Passage shown:
• • • • • • •

Norma, a 40-year-old woman living in California, says she was raped over 20 years ago. Despite the evidence against her assailant, she can't press charges because too much time has passed—but a new law may ensure that doesn't happen to future victims.
Photo by Raymond Forbes LLC via Stocksy

The arbitrary ten-year time limit for reporting rape in the state of California is one step closer to being abolished. Last Thursday, the California Assembly approved a bill 70-0 that would allow victims of rape and other felony sex crimes to pursue justice against their assailants, no matter how long they wait to come forward.

Activists say the measure could help fix law enforcement's dismal record when it comes to prosecuting rape. Only an estimated three percent of rapists ever see a day in jail, partially because some victims wait to press charges until after the statute of limitations has passed out of shame or fear of reprisal.

• • • • • • •

Record list:

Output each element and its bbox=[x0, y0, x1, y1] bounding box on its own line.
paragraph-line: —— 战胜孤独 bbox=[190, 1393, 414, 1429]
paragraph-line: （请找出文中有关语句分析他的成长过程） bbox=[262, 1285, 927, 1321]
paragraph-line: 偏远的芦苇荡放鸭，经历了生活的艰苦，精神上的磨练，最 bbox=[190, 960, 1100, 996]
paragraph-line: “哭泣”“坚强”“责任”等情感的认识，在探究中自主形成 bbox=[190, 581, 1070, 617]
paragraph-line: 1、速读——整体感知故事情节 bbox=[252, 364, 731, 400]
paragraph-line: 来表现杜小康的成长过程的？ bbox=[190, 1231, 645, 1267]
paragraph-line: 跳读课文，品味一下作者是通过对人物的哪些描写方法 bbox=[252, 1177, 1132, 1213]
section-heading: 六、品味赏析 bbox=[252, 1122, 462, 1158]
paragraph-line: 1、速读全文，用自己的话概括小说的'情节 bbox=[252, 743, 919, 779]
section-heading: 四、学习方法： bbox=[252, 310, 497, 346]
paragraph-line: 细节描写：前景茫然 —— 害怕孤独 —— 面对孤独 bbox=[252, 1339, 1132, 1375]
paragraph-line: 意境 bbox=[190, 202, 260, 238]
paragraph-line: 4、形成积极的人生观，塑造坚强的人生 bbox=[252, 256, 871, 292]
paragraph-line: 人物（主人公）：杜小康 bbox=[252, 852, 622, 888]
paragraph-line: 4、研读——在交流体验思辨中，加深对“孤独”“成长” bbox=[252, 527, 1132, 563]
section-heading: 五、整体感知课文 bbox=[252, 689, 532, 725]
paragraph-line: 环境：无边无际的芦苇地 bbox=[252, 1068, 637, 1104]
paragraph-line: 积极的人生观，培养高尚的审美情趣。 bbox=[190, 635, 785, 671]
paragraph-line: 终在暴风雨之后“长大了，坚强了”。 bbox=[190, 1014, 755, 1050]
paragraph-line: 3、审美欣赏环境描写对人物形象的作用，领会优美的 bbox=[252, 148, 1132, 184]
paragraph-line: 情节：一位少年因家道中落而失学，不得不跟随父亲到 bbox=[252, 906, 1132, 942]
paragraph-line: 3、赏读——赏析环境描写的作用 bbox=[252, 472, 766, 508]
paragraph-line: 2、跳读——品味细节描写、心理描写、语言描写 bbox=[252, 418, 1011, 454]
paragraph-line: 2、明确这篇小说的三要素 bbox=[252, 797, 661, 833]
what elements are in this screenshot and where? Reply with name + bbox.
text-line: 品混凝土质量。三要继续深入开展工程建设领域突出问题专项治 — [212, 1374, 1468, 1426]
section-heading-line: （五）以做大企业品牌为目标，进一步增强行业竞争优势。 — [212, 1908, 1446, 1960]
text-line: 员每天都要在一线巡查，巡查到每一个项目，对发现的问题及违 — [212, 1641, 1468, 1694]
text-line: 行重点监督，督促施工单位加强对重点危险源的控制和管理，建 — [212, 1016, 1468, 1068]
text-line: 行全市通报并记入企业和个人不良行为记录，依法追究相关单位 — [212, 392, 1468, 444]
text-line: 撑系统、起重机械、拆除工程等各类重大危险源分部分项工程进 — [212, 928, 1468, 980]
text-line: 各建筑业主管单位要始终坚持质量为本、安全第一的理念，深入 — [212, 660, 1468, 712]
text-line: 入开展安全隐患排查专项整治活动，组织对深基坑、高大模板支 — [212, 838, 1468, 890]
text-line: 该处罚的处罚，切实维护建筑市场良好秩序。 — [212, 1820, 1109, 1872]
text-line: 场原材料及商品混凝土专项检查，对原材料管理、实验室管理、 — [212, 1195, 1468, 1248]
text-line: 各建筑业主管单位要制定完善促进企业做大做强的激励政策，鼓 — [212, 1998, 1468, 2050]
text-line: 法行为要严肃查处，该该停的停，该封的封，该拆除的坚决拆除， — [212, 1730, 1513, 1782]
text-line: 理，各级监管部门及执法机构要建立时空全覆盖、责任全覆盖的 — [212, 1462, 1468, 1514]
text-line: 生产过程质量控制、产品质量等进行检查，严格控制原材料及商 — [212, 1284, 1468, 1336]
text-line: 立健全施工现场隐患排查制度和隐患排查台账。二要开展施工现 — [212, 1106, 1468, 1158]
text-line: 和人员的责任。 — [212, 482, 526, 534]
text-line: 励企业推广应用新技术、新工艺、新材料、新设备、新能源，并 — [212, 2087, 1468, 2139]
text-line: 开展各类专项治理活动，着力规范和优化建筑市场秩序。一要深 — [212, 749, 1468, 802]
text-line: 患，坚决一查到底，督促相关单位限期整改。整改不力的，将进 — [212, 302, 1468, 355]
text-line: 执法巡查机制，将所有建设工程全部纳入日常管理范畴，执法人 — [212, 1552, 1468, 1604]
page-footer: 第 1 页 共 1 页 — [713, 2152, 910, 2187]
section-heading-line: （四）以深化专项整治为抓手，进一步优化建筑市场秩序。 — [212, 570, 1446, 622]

• • • • • • •

Your tasks:
A – In the passage on California's rape reporting law, what was the Assembly's vote on the bill?
B – Please continue the passage on California's rape reporting law from the point where it stops.
The entries have nothing to do with the passage on California's rape reporting law.

The replies:
A – 70-0

B –
Read more: Inside the Fight to End California's Unfair Restrictions on Reporting Rape

"Currently, California has no time limit on prosecuting murder or the embezzlement of public money," Ivy Bottini and Caroline Heldman, co-chairs of the End Rape Statute of Limitations Campaign, pointed out in a press release. "Surely rape should be treated as seriously as embezzlement."

Some victims already have evidence sitting in state possession that could prove they were raped, if only the laws on the books allowed for the evidence to be seen. Though the new California bill won't be retroactive, meaning that women who were raped years ago still won't be able to see justice, advocates see it as a crucial step forward.

Norma*, a 40-year-old resident of Bakersfield, is one woman who says California's statute of limitations on rape prosecution deprived her of justice. When she was a teenager, she tells Broadly, a 22-year-old family friend spotted her at a supermarket, offered to give her a ride home, and then raped her in a secluded patch of almond trees.

After her mother found out she was pregnant, according to Norma, she beat her and told her the rape was her fault, then forced her to carry the baby to term. "I hated my pregnancy," Norma says, choking back tears. "I hated what was growing inside me. I would hit my stomach and I just wanted to die."

I hated what was growing inside me. I would hit my stomach and I just wanted to die.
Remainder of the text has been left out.